■ **EXERCISE DIRECTIONS**
Duplicate the part of the Vision Transformer text below word for word, starting with "import numpy as np" and going on through "of 16 pixels.".
# start of SOURCE PASSAGE
First, we import the ViT model for classification from the Hugging Face transformer library:

from transformers import ViTForImageClassification

import torch

import numpy as np

model = ViTForImageClassification.from_pretrained("google/vit-base-patch16-224")

wherepatch16–224 means that the model accepts images of size 224x224, with each patch having a width and height of 16 pixels.

The following is an example of a model architecture:

ViTForImageClassification(
  (vit): ViTModel(
    (embeddings): ViTEmbeddings(
      (patch_embeddings): PatchEmbeddings(
        (projection): Conv2d(3, 768, kernel_size=(16, 16), stride=(16, 16))
      )
      (dropout): Dropout(p=0.0, inplace=False)
    )
    (encoder): ViTEncoder(
      (layer): ModuleList(
        (0): ViTLayer(
          (attention): ViTAttention(
            (attention): ViTSelfAttention(
              (query): Linear(in_features=768, out_features=768, bias=True)
              (key): Linear(in_features=768, out_features=768, bias=True)
              (value): Linear(in_features=768, out_features=768, bias=True)
              (dropout): Dropout(p=0.0, inplace=False)
            )
            (output): ViTSelfOutput(
              (dense): Linear(in_features=768, out_features=768, bias=True)
              (dropout): Dropout(p=0.0, inplace=False)
            )
          )
          (intermediate): ViTIntermediate(
            (dense): Linear(in_features=768, out_features=3072, bias=True)
          )
          (output): ViTOutput(
            (dense): Linear(in_features=3072, out_features=768, bias=True)
            (dropout): Dropout(p=0.0, inplace=False)
          )
          (layernorm_before): LayerNorm((768,), eps=1e-12, elementwise_affine=True)
          (layernorm_after): LayerNorm((768,), eps=1e-12, elementwise_affine=True)
        )

        .......

        (11): ViTLayer(
          (attention): ViTAttention(
            (attention): ViTSelfAttention(
              (query): Linear(in_features=768, out_features=768, bias=True)
              (key): Linear(in_features=768, out_features=768, bias=True)
              (value): Linear(in_features=768, out_features=768, bias=True)
              (dropout): Dropout(p=0.0, inplace=False)
            )
            (output): ViTSelfOutput(
              (dense): Linear(in_features=768, out_features=768, bias=True)
              (dropout): Dropout(p=0.0, inplace=False)
            )
          )
          (intermediate): ViTIntermediate(
            (dense): Linear(in_features=768, out_features=3072, bias=True)
          )
          (output): ViTOutput(
            (dense): Linear(in_features=3072, out_features=768, bias=True)
            (dropout): Dropout(p=0.0, inplace=False)
          )
          (layernorm_before): LayerNorm((768,), eps=1e-12, elementwise_affine=True)
# end of SOURCE PASSAGE
# start of DATA
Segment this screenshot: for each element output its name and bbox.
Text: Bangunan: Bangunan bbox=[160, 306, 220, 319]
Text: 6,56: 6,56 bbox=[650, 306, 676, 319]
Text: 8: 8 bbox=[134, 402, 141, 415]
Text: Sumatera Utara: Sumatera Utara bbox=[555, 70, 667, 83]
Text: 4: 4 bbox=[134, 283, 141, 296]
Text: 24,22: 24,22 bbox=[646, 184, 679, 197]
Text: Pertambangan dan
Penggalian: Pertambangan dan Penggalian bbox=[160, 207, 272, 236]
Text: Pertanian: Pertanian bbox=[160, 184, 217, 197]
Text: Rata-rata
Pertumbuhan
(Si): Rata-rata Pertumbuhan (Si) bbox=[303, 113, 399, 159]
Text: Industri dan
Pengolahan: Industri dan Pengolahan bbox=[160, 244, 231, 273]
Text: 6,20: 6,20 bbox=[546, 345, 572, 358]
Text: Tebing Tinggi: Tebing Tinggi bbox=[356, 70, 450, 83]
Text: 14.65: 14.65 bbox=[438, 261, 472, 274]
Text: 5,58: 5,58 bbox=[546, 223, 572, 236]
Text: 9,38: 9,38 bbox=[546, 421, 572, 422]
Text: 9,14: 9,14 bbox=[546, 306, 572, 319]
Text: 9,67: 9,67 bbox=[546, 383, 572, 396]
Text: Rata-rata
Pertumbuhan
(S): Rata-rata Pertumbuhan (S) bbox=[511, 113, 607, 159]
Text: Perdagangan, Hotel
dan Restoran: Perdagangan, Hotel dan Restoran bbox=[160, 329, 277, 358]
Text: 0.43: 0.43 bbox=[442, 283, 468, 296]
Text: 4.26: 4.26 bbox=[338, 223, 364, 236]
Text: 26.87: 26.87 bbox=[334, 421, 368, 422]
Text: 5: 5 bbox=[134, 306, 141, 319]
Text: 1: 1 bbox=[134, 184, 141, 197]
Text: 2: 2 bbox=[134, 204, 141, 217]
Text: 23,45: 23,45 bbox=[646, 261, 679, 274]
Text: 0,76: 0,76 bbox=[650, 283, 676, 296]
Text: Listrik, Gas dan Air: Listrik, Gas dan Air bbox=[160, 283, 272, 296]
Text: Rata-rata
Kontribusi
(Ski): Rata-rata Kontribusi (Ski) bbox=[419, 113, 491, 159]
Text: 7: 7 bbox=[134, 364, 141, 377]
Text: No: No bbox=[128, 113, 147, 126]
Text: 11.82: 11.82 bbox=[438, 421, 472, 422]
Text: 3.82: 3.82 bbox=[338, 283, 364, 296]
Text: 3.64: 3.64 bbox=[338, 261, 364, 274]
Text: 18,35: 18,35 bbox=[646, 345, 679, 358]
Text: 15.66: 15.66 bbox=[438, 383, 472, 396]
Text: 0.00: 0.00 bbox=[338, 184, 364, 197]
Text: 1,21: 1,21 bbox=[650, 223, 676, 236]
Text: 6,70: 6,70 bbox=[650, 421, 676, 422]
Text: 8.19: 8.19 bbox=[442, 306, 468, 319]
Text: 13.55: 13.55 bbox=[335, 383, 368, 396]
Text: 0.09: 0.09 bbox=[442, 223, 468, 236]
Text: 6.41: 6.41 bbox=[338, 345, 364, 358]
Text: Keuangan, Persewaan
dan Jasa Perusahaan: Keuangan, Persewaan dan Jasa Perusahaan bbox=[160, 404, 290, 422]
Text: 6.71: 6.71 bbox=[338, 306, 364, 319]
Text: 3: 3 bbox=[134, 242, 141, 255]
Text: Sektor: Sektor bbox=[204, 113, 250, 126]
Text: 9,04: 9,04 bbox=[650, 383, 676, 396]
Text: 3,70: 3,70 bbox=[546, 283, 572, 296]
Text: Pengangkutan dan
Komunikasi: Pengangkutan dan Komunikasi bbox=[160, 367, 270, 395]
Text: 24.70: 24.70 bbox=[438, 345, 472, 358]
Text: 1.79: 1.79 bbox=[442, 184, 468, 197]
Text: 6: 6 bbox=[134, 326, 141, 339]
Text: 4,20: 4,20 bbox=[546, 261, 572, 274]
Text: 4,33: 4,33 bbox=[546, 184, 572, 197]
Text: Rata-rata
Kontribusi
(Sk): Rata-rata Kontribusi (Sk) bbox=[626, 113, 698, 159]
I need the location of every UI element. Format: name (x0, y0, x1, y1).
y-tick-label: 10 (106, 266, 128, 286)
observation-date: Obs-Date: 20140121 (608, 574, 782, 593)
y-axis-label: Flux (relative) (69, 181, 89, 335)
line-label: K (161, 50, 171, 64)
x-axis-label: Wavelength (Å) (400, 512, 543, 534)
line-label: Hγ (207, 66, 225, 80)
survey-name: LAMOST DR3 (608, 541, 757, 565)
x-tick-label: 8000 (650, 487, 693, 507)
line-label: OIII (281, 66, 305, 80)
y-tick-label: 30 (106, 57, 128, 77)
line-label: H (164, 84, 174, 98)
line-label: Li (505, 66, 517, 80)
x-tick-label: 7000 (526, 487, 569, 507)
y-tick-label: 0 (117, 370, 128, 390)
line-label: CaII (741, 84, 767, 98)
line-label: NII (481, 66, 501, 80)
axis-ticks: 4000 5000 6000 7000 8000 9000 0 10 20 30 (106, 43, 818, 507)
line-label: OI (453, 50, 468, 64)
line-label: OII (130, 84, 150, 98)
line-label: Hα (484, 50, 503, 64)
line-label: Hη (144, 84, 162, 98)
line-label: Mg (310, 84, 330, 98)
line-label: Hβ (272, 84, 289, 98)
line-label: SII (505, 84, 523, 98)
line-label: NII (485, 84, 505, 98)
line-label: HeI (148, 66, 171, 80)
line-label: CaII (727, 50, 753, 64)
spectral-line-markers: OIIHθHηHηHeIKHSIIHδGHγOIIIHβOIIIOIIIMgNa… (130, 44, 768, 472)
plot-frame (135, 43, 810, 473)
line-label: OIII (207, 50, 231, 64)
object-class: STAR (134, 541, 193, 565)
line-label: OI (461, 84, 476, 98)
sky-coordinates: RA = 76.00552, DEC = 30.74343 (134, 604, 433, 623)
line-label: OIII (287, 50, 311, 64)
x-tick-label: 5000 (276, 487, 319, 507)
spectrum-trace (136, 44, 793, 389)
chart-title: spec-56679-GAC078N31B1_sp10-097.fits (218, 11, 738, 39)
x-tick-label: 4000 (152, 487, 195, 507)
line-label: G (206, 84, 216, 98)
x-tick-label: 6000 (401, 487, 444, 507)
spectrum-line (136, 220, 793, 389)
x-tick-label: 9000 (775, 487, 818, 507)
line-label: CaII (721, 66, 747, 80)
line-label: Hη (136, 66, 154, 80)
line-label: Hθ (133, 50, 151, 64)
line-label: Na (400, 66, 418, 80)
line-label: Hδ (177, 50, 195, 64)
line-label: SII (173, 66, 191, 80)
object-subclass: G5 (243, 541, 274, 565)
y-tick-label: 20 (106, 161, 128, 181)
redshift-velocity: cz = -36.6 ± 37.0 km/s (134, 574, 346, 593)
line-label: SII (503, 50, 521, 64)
# end of DATA
■ **RESULT OF THE EXERCISE**
import numpy as np

model = ViTForImageClassification.from_pretrained("google/vit-base-patch16-224")

wherepatch16–224 means that the model accepts images of size 224x224, with each patch having a width and height of 16 pixels.